— WORK TO BE COMPLETED —
Where a line of the following data contains the string "Medical", include it in the tally. Report the total alone.

— SOURCE DATA —

BEGIN

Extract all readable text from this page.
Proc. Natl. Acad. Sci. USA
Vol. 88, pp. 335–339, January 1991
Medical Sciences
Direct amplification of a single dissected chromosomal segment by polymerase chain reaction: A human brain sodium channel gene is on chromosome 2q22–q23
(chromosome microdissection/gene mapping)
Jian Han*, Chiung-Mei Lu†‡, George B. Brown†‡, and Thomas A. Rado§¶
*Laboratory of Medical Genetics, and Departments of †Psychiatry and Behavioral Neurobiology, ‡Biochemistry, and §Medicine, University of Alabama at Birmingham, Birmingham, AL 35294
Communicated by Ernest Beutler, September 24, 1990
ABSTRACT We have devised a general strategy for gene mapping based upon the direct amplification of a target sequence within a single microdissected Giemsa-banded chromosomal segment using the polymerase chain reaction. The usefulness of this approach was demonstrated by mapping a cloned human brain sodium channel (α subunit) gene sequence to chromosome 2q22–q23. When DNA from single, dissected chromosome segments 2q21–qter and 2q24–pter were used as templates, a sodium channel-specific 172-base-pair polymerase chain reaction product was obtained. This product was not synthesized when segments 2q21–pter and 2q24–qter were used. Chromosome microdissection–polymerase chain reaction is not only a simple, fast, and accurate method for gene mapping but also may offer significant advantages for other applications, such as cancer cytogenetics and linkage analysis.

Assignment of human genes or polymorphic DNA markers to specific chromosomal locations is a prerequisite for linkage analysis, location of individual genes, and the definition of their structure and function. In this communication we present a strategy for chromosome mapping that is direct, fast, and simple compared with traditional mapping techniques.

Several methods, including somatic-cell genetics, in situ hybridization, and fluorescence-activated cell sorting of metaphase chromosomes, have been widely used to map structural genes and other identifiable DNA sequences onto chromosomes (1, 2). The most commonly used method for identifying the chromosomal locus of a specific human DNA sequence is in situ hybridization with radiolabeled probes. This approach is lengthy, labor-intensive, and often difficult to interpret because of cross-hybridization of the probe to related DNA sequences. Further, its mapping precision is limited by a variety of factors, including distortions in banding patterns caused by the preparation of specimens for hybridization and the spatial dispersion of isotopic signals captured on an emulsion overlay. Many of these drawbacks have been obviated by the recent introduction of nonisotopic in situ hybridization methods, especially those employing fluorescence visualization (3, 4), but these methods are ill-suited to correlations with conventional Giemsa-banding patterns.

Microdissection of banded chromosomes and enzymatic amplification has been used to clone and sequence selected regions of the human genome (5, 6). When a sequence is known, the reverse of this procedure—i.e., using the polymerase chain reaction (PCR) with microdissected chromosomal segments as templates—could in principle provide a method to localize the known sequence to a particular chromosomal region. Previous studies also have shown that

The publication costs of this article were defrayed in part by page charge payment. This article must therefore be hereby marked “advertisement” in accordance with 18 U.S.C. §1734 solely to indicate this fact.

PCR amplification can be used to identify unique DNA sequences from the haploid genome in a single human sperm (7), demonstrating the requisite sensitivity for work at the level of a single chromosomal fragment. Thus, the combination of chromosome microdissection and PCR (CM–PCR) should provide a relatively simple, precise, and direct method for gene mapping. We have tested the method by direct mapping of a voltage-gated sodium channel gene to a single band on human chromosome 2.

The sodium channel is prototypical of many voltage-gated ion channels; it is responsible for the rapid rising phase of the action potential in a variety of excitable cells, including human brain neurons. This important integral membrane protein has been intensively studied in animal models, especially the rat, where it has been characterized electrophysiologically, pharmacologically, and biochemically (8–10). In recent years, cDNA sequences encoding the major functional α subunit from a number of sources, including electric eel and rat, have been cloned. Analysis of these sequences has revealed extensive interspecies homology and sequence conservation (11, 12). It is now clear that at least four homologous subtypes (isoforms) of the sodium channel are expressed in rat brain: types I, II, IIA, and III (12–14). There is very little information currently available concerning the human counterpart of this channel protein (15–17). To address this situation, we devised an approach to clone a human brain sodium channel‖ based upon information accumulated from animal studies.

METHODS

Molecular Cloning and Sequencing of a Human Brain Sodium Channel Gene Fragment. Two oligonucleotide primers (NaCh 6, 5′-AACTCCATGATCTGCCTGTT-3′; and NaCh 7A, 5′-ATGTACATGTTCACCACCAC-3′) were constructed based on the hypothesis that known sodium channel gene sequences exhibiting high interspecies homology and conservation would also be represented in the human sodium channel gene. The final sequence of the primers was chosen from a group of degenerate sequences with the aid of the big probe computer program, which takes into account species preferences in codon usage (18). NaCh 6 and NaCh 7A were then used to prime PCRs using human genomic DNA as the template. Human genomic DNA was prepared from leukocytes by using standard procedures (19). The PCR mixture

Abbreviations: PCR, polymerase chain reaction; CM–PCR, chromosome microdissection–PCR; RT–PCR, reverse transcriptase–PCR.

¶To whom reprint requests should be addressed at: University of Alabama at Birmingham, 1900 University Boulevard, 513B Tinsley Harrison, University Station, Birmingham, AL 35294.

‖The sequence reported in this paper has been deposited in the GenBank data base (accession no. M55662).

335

END
BEGIN

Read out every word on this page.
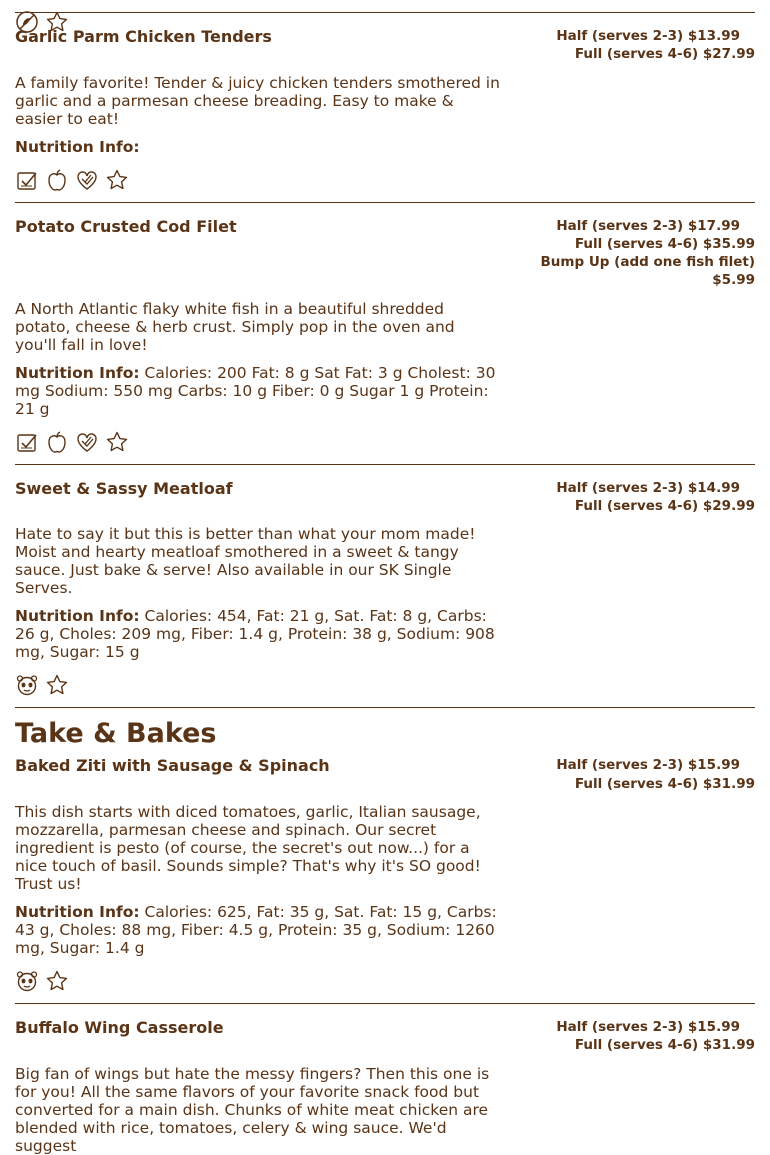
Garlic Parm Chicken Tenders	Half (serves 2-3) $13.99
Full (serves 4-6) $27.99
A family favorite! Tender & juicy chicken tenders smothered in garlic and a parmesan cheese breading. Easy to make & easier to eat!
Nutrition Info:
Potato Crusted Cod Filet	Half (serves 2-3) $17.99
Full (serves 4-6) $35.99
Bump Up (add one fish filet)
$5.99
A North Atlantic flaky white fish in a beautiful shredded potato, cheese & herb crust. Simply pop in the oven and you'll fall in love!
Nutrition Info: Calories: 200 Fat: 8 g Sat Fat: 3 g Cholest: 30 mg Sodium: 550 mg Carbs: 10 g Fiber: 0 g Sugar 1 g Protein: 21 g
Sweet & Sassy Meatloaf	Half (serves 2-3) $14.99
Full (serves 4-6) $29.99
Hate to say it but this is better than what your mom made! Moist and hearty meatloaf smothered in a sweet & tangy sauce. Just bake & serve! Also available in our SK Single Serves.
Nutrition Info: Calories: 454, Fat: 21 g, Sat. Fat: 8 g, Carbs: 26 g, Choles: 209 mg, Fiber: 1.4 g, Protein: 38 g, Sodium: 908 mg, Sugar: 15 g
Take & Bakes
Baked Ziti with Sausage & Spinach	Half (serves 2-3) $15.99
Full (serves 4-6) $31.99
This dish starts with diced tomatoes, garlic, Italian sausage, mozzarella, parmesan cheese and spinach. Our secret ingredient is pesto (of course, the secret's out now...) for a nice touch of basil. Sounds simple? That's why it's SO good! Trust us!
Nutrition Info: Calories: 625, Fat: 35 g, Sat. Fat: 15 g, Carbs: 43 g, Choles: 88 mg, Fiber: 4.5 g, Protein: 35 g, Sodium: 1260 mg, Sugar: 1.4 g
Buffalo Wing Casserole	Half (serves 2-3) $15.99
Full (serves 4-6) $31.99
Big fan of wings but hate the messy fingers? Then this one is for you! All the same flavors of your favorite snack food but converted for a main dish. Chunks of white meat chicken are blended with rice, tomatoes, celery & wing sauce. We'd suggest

END

— EXPECTED OUTPUT —
2